SELECTED EXTRACT:
Whether you’ve decided to part ways with your romantic partner or your sibling has decided to buy a home of their own, you need to remove a name from a mortgage agreement. However, regardless of the reason, taking someone off a mortgage isn’t as easy as removing someone from an insurance policy; both people agreed to pay for a loan, and so to remove the name you’ll need to convince your lender that the remaining person can still afford the loan.

The good news is that there are ways to remove someone from a mortgage and you have a number of options for how you can move forward. Below, we’ll explain how you can remove someone’s name from a mortgage, the costs involved, and your options aftward.

How do you remove a name from a mortgage?

The first step is to contact your lender to let them know about your situation change and ask about your options. If you can afford the mortgage and other household expenses on your own, then you will need to provide proof of that and see if you can get a mortgage amendment, though in most cases, you’ll need to remortgage.

An amendment to the mortgage, often referred to as a novation or assumption, are not common. It will depend on your lender, circumstances, and type of mortgage as to whether they will allow you to assume the mortgage.

Does it cost anything to get a name removed from a mortgage?

Removing a name from a mortgage can be costly, depending on how the remaining homeowner decides to move forward. In the case of a mortgage amendment, there will likely be some closing fees to pay for the underwriting of the new agreement.

If you need to remortgage, then there will be all the usual costs associated with remortgaging, including a title search, appraisal fee, and initiation fee. The average cost of remortgaging is around 0.3% of the home’s value.

What can you do if the mortgage company will not remove someone’s name from a mortgage agreement?

If your mortgage company will not allow you to amend your mortgage by removing the person who no longer wants to own the home, you will need to remortgage. If you remortgage, you can either work with your current lender (if they are willing) or seek a new lender.

Regardless, you’ll need to provide them with your personal finance information, such as proof of income, tax returns, and bank statements to prove that you have the means to pay for the mortgage alone.

If that’s not possible, you can either:

  1. Get a new mortgage with another person as co-owner or co-signer
  2. Sell the home and use your half of the proceeds to purchase a new home

We’ll explore both of these options in the section “What are your options if the bank will not remortgage with one owner?” below.

ACTIONS TO TAKE:
1 - The article on removing a name from a mortgage says that taking someone off a mortgage is harder than removing someone from an insurance policy. In one to three sentences, explain why.
2 - Continue the article on removing a name from a mortgage, starting after its final sentence.

RECORDS:
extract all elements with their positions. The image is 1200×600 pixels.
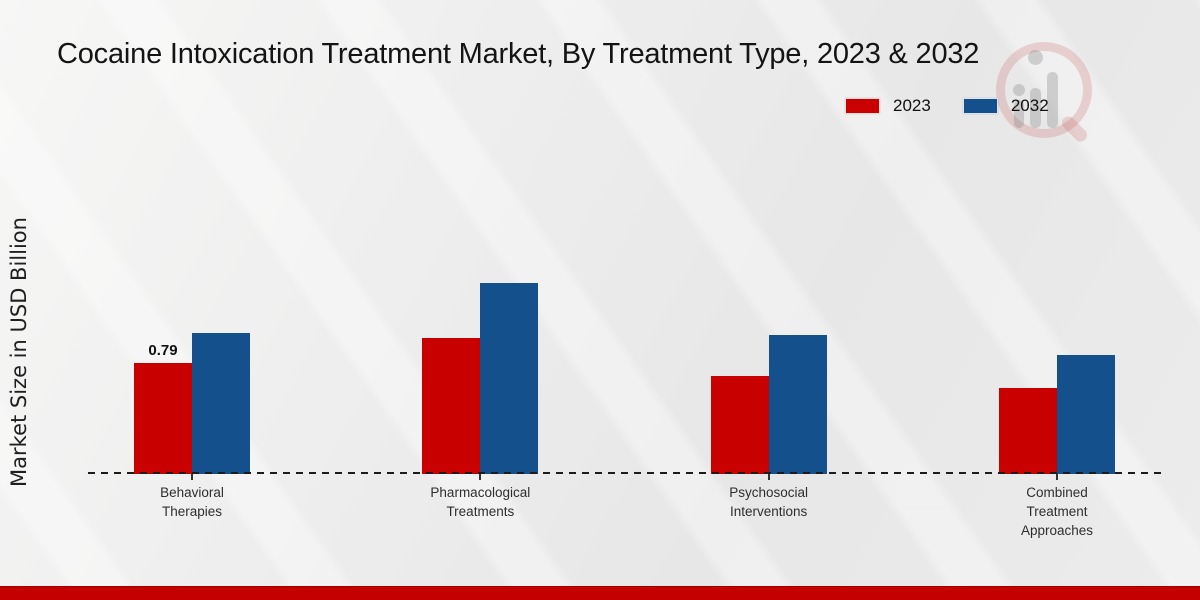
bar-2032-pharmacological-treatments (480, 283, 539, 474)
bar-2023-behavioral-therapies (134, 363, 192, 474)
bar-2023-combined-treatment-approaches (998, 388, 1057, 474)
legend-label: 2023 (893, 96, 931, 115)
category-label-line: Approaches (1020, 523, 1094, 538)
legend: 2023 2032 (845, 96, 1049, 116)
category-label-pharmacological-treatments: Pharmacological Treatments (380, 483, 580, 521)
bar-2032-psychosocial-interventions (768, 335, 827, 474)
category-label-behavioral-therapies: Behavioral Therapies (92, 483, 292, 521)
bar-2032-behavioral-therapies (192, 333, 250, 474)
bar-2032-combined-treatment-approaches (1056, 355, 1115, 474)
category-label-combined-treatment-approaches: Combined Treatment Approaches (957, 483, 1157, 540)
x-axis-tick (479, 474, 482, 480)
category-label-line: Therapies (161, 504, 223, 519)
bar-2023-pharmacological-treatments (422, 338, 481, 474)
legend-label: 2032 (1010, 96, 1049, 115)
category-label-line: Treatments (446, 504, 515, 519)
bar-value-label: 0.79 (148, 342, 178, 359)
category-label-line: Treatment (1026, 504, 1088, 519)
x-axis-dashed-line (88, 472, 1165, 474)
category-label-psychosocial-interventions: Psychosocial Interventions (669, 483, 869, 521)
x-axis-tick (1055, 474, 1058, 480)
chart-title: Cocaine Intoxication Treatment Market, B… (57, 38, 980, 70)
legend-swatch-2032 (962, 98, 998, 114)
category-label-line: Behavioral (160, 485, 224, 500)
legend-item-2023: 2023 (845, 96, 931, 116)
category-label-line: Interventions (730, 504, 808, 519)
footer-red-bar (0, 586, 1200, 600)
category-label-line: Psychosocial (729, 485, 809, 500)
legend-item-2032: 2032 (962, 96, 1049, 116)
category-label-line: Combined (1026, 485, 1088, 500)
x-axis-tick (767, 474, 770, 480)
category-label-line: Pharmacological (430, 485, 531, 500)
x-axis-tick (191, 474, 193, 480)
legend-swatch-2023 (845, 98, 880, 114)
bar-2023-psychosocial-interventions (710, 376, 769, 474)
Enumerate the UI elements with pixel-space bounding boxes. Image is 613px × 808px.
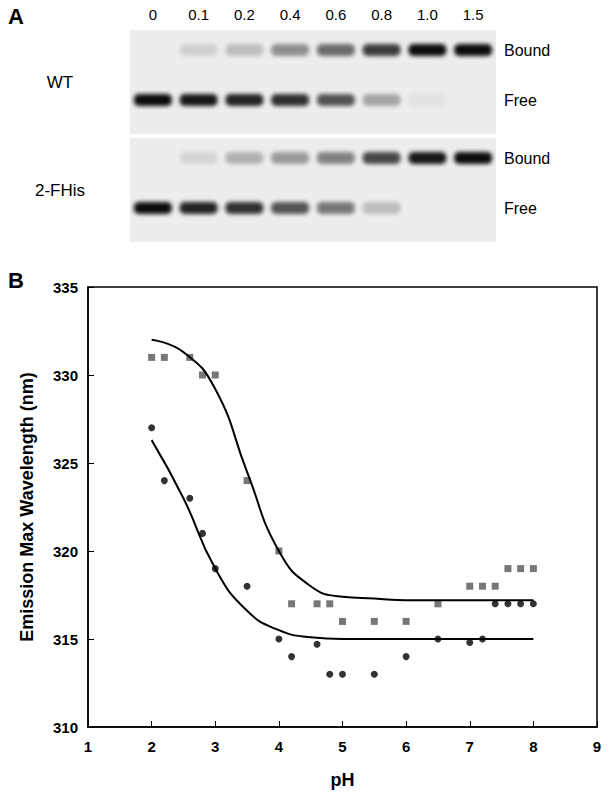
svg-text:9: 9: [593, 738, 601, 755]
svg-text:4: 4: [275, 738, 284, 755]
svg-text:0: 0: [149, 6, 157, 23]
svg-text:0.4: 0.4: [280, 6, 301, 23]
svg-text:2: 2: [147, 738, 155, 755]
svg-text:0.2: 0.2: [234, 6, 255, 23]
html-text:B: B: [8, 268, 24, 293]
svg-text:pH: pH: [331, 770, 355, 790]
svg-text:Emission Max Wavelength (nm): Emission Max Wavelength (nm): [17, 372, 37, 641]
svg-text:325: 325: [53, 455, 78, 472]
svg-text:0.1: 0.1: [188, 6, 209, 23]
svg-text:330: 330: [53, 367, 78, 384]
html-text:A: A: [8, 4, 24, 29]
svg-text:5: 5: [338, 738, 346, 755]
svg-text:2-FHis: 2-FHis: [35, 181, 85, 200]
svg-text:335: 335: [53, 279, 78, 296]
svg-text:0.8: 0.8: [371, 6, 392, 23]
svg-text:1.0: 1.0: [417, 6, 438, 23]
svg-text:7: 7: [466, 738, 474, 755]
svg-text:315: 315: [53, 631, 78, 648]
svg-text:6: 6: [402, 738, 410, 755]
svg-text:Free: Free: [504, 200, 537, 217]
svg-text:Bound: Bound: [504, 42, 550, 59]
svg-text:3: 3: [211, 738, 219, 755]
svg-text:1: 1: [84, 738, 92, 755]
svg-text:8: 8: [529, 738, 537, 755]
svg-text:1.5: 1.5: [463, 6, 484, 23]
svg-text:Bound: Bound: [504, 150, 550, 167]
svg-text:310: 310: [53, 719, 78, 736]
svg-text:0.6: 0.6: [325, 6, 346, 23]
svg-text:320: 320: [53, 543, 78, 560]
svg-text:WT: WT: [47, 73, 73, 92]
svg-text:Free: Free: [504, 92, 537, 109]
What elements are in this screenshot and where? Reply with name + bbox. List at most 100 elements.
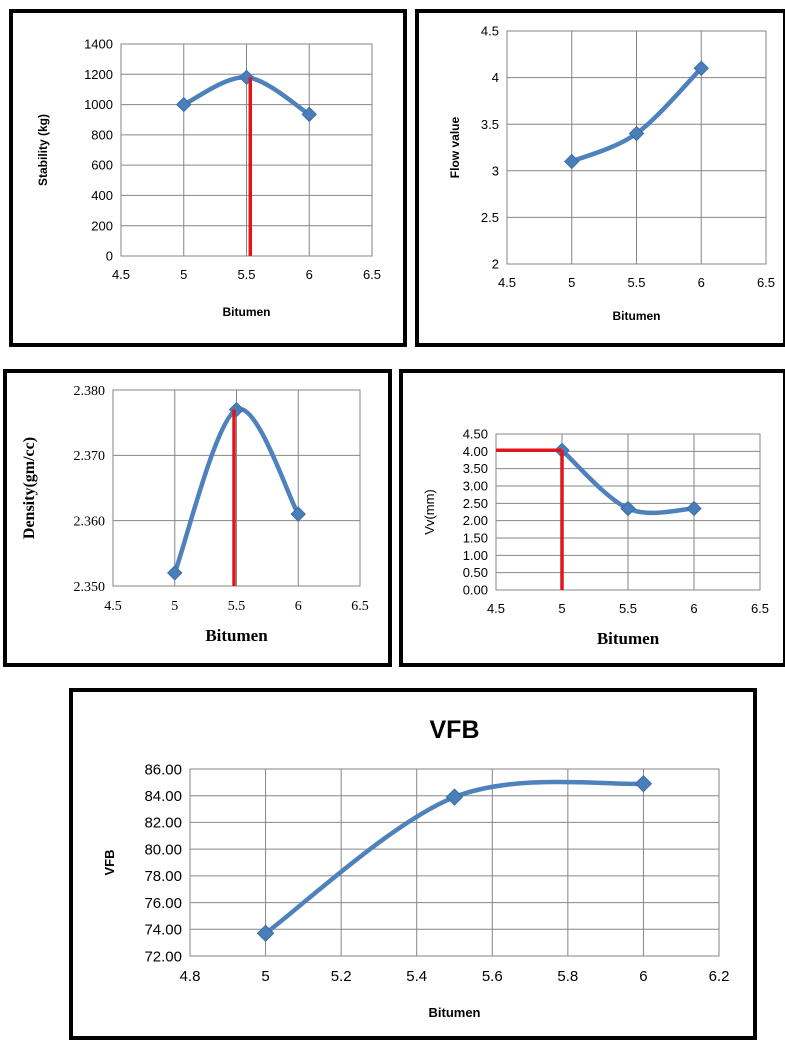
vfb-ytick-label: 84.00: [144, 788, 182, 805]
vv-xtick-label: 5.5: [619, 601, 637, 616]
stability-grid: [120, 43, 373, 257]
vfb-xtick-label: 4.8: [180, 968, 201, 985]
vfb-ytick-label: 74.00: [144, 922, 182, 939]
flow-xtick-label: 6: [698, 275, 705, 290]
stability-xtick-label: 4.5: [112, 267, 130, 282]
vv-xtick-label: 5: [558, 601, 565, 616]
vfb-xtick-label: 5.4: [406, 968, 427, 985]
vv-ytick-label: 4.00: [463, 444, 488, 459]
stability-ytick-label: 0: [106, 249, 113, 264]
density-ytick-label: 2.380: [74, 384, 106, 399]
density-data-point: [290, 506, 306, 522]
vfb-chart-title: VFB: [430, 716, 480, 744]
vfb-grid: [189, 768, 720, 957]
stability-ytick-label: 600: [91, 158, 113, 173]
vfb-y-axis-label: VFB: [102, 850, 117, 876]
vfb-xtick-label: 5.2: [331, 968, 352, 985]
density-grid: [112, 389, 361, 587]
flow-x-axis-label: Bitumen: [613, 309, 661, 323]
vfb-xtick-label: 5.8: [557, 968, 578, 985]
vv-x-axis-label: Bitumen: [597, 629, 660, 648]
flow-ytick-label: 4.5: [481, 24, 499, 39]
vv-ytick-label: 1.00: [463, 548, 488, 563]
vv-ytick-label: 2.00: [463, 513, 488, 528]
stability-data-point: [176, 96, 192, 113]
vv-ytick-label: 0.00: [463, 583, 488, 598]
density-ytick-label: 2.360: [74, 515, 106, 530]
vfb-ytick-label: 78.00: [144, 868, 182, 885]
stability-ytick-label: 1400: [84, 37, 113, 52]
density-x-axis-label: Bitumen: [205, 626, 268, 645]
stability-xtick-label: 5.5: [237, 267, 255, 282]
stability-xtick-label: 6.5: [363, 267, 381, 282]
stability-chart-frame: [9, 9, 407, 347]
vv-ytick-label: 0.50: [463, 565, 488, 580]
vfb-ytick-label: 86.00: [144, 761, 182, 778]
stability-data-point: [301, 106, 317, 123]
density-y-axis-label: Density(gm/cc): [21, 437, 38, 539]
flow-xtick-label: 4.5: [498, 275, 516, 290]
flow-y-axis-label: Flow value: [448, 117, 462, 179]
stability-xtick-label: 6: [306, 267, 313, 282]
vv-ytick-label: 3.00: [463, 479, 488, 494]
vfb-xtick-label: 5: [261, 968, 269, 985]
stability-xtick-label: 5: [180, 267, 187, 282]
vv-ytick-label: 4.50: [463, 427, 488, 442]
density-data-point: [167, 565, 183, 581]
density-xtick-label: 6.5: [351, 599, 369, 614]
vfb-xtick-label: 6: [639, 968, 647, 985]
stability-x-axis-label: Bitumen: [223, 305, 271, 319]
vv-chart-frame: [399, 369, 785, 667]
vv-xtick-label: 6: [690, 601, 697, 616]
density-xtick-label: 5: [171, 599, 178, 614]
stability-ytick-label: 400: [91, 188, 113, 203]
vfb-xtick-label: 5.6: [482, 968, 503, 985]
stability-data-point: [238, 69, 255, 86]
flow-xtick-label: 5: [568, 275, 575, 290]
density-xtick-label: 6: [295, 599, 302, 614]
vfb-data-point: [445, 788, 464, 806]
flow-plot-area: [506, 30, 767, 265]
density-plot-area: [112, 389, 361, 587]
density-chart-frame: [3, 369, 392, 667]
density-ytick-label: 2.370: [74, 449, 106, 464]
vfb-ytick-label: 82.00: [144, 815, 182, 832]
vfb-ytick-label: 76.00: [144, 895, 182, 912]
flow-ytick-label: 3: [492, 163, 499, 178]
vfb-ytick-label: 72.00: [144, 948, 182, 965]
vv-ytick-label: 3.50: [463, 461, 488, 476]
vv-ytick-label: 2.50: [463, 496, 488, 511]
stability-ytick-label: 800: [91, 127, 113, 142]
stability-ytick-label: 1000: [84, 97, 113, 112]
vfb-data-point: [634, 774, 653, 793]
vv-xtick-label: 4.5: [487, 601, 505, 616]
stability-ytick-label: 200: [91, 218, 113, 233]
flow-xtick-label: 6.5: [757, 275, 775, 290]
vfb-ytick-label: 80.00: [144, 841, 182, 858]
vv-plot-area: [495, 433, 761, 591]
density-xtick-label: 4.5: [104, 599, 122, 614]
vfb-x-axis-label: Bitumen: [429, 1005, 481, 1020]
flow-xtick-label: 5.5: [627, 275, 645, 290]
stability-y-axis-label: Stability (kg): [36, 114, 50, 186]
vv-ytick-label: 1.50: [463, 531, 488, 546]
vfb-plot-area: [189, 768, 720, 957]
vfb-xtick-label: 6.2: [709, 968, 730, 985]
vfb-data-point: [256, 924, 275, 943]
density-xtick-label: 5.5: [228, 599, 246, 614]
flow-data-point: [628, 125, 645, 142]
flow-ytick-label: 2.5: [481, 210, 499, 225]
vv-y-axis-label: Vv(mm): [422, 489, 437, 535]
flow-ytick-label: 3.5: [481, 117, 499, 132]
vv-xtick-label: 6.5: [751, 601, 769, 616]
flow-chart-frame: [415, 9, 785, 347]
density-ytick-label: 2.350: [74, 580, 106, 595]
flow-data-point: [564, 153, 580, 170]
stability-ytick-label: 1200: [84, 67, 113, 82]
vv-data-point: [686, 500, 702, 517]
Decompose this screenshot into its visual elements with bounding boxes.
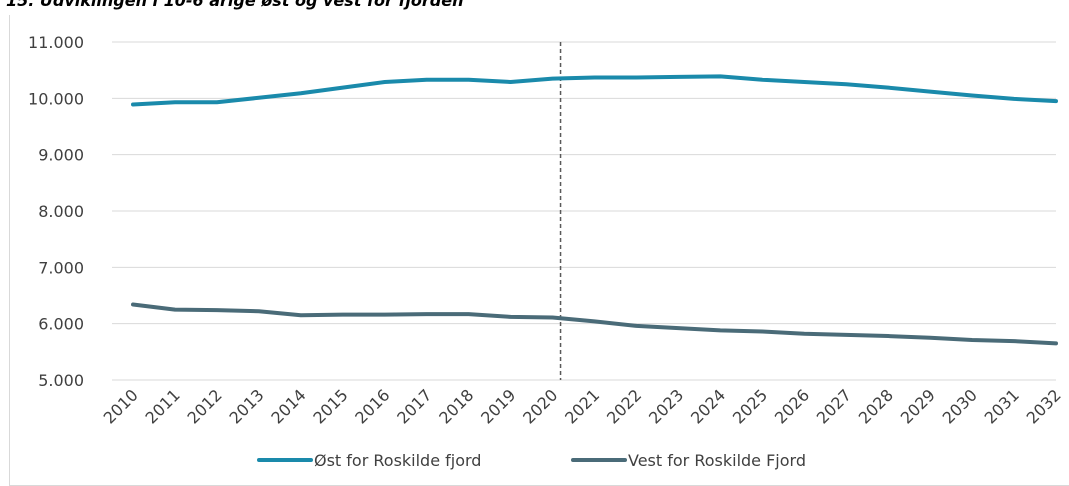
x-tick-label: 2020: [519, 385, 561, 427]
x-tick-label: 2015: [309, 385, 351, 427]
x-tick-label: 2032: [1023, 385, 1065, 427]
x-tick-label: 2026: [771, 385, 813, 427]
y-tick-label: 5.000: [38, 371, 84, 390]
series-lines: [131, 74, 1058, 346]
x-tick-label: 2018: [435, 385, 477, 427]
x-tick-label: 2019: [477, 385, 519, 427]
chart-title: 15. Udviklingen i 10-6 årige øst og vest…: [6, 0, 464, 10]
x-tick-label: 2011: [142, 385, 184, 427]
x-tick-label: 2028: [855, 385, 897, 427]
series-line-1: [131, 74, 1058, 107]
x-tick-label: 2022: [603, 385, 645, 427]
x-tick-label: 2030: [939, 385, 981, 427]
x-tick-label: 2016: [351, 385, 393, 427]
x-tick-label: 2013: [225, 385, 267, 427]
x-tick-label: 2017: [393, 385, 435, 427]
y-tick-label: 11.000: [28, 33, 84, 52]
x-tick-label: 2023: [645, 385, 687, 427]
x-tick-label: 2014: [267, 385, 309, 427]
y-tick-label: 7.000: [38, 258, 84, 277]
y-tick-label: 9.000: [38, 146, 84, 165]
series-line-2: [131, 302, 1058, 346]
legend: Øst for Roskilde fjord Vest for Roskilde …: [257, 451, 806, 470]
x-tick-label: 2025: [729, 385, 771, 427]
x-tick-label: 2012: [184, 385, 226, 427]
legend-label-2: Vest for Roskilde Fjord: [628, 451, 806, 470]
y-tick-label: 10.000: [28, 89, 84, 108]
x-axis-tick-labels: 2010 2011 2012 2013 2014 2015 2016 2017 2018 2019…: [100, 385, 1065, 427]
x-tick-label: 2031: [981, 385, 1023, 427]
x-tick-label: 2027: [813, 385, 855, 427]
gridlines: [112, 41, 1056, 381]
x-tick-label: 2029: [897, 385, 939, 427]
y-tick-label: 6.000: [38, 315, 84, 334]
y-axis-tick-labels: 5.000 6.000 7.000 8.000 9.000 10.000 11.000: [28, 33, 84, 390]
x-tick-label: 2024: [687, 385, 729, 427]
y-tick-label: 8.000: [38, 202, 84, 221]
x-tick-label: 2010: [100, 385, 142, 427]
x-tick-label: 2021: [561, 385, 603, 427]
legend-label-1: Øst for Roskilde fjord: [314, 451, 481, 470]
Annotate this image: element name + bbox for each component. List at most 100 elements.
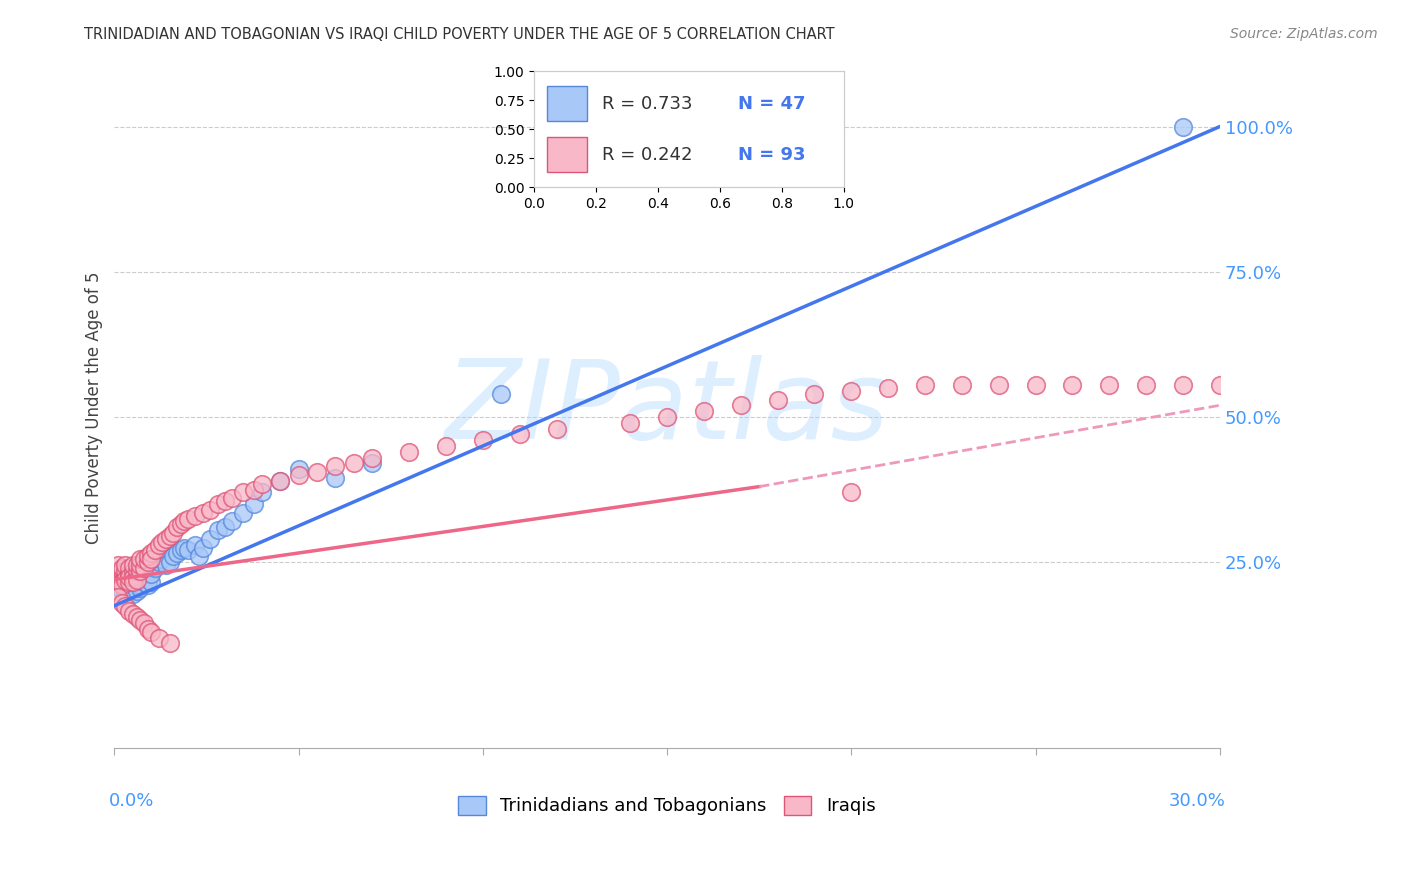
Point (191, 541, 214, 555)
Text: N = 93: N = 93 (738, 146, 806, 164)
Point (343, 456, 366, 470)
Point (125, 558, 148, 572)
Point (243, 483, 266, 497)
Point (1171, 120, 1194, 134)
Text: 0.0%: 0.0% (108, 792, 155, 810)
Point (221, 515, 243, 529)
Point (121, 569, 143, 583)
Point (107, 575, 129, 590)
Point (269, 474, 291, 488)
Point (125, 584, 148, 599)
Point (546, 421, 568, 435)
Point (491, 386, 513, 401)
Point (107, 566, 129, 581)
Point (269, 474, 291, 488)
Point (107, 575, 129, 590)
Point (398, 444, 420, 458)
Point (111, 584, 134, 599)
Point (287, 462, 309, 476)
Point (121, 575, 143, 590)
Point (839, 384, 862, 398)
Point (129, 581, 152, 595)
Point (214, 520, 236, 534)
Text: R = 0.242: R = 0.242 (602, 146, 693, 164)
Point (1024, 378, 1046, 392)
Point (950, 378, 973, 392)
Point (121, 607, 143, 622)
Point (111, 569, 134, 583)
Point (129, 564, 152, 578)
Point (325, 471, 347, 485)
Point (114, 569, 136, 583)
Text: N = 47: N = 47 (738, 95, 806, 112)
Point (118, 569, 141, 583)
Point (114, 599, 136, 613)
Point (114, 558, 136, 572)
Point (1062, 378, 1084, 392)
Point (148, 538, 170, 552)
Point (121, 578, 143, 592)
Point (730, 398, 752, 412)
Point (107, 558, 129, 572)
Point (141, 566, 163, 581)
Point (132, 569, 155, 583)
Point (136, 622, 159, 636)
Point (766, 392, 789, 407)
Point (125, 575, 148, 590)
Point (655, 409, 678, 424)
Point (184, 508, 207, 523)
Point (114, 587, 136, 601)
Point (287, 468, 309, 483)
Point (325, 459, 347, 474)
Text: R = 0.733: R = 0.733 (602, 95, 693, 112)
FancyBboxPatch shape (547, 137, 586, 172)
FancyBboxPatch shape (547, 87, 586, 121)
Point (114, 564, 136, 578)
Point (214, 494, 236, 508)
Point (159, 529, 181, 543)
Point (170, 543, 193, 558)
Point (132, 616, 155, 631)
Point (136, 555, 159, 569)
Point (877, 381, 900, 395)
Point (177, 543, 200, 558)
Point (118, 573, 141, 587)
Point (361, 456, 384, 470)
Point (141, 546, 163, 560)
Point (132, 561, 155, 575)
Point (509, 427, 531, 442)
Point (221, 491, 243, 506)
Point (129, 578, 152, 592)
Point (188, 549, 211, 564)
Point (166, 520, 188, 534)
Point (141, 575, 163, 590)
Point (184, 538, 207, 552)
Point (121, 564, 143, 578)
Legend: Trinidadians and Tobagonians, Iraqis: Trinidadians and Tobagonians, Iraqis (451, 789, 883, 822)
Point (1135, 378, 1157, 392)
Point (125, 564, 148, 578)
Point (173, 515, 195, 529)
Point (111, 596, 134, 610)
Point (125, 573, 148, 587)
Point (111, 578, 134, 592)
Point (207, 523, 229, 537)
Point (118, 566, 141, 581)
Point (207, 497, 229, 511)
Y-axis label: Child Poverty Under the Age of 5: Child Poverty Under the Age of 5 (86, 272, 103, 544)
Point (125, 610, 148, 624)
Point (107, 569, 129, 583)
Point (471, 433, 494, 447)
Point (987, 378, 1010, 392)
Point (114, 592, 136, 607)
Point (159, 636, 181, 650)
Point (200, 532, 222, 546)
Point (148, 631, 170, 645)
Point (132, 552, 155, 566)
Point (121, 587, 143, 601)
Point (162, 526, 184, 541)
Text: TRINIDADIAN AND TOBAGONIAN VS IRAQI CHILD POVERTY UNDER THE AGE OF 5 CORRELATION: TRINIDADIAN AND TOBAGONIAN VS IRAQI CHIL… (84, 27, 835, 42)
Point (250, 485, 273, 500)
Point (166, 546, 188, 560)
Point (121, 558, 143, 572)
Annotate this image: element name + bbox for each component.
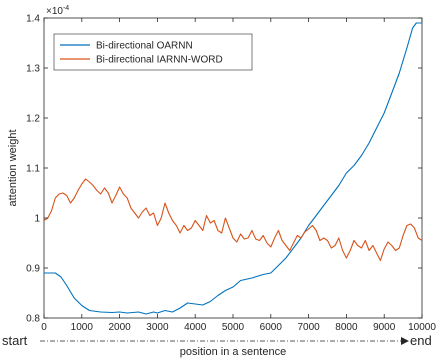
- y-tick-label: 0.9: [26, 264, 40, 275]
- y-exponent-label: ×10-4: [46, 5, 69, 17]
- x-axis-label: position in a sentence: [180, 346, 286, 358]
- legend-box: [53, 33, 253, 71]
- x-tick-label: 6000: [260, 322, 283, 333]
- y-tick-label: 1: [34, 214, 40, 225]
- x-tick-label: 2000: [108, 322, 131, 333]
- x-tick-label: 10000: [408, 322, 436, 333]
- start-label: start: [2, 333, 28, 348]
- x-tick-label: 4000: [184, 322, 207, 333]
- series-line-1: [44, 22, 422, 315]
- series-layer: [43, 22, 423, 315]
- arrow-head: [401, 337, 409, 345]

TASK-BY-TASK ANSWERS:
1 - Both people agreed to pay for the loan. To remove one name, the lender has to be convinced that the remaining person can still afford the loan.

2 -
Pros and Cons of Removing Someone from a Mortgage vs Remortgaging

If your lender will allow you to assume the mortgage, then you ought to consider whether or not it’s the right next step for you. In most cases, if your lender is willing to allow you to assume the mortgage, that means other lenders would be willing to lend to you too. If this is the case, it’s well worth exploring your options to make sure you’re getting a good deal. Here are the pros and cons:

Pros of Assuming a Mortgage

  • Offers a more streamlined process since you are already with them
  • May have lower fees than remortgaging
  • You may be able to continue on with your current rate (good news if you currently have a good fixed-rate mortgage)
  • They may not need quite as much information from you, since you are already with them and they know you are reliable

Cons of Assuming a Mortgage

  • You have to supply the same financial information, so you may as well shop around for the best deal
  • Your current mortgage may not be the most affordable or suitable for you alone

What are your options if the lender will not remortgage with one owner?

If your lender has refused to allow you to remortgage on your own, you can:

  1. Reach out to a mortgage broker to help you find a new mortgage
  2. Find a new co-owner/co-signer to own the home with you
  3. Sell the home

1. Reach out to a mortgage broker

If you know you can afford to pay your mortgage alone but your current lender won’t consider you, reach out to a mortgage broker. Mortgage brokers usually charge a flat fee, payable only if they secure you a mortgage, and can access a huge range of mortgage products.

They’ll know which lenders are likely to accept you and can help you find one worth applying to. Some mortgage brokers are paid by the lender, rather than you, but they are not allowed to be given any incentives by lenders that would make them biased toward one lender. If one mortgage broker can’t help you, ask a second before you rule this option out.

2.  Find a new co-signer

If you cannot afford to keep the home alone, is there someone close to you who you would like to live with, and would be comfortable sharing your financial life with? Or, do you have a family member who would be willing to co-sign with you, and allow you to continue living in the home alone? Often, finding a friend, sibling, parent, or partner to share the home with you (either just financially or literally) is the easiest way to secure the mortgage, provided they have the means to secure a mortgage.

3. Sell the home

If you exhaust your options for refinancing the property, then it’s time to sell. While this isn’t often something you want to do, it is the only way to move forward if you cannot afford a mortgage alone and cannot find anyone you trust to part-own the property with you.

Selling the home will give you the proceeds to move on with your life. You can use the money to put down a deposit on a more affordable home, travel, start a business, go back to school, or put the money aside to save up for a future home purchase. Change is always scary, but this is an opportunity to start something new.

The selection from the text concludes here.